Results 1 to 14 of 14
  1. #1
    Join Date
    Nov 2010
    Posts
    25

    Unanswered: IN clause and subqueries

    Hello!

    Faced with the following issue.
    Let's say we got a query:
    Code:
    SELECT * FROM main_table WHERE string_column IN ('a','b','c');
    It works instantaneous.

    Let's say we got a table sub_table with a string row containing the same 'a','b','c' values.
    The following query takes forever to finish:
    Code:
    SELECT * FROM main_table WHERE string_column IN (SELECT string_column FROM sub_table)
    Table main_table contains about 3m rows.

    Any suggestions why the latter is so slow?

  2. #2
    Join Date
    Apr 2002
    Location
    Toronto, Canada
    Posts
    20,002
    Quote Originally Posted by tedd View Post
    Any suggestions why the latter is so slow?

— EXERCISE —
According to the forum thread on IN clauses and subqueries, how large is main_table?

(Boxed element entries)

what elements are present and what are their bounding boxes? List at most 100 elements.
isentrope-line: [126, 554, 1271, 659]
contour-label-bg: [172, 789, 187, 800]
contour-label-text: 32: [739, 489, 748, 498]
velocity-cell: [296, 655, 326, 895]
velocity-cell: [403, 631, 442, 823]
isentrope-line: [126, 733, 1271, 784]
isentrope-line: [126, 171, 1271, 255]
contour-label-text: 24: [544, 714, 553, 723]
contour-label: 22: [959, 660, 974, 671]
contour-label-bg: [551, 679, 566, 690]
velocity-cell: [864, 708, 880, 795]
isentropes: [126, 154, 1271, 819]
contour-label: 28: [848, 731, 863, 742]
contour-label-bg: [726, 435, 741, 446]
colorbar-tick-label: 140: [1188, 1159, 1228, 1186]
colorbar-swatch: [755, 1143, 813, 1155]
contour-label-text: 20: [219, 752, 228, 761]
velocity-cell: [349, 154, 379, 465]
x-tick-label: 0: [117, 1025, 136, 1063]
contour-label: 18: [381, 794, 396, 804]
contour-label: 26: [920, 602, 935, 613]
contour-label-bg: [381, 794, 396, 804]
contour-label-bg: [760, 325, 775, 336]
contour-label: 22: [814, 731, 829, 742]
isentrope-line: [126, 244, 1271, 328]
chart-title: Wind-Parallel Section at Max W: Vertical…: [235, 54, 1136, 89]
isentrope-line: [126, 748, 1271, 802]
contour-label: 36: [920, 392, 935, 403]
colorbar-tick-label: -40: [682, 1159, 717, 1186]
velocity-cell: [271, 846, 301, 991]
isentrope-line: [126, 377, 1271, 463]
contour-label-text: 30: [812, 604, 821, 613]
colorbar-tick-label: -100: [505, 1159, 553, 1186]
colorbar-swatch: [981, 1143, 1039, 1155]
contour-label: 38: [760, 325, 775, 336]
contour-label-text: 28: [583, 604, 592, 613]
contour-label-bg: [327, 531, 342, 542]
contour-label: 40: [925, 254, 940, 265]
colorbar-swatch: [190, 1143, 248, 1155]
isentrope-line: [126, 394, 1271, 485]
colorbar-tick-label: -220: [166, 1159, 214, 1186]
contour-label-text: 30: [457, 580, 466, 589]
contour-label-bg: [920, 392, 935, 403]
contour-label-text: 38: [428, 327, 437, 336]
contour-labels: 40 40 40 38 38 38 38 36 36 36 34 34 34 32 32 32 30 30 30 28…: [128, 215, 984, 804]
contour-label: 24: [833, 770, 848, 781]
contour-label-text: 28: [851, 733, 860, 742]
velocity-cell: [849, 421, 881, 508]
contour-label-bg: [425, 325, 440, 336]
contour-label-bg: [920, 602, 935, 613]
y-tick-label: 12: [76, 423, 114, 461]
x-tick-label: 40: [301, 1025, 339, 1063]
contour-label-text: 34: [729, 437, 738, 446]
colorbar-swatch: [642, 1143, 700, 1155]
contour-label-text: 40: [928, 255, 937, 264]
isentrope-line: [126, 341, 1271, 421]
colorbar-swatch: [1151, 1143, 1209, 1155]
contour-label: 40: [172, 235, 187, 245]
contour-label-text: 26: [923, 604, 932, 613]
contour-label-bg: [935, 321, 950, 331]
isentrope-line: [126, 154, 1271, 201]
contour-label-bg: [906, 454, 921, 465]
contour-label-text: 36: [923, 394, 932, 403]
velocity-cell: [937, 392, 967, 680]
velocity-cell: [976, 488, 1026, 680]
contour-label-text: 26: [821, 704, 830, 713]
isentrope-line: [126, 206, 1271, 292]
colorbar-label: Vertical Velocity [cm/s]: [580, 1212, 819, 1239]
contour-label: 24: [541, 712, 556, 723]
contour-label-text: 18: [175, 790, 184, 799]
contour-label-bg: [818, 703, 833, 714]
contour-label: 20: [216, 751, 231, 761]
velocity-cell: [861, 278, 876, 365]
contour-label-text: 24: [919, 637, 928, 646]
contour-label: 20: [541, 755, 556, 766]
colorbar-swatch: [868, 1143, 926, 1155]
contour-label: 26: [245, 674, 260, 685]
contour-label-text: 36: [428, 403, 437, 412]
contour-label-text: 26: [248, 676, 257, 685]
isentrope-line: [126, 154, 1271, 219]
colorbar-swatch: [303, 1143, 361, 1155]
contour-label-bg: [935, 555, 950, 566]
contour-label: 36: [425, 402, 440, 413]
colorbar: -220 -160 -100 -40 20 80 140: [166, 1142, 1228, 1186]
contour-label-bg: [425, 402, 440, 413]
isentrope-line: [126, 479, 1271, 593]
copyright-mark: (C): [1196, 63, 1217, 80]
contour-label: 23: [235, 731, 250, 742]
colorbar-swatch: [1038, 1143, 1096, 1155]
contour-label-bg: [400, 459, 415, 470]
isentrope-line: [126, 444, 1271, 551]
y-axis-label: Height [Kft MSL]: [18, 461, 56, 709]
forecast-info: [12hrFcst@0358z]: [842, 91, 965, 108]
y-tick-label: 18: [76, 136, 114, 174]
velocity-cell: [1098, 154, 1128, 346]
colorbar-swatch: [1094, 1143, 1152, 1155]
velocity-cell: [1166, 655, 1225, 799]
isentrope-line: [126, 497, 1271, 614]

— WRITTEN SOLUTION —
It contains about 3m rows.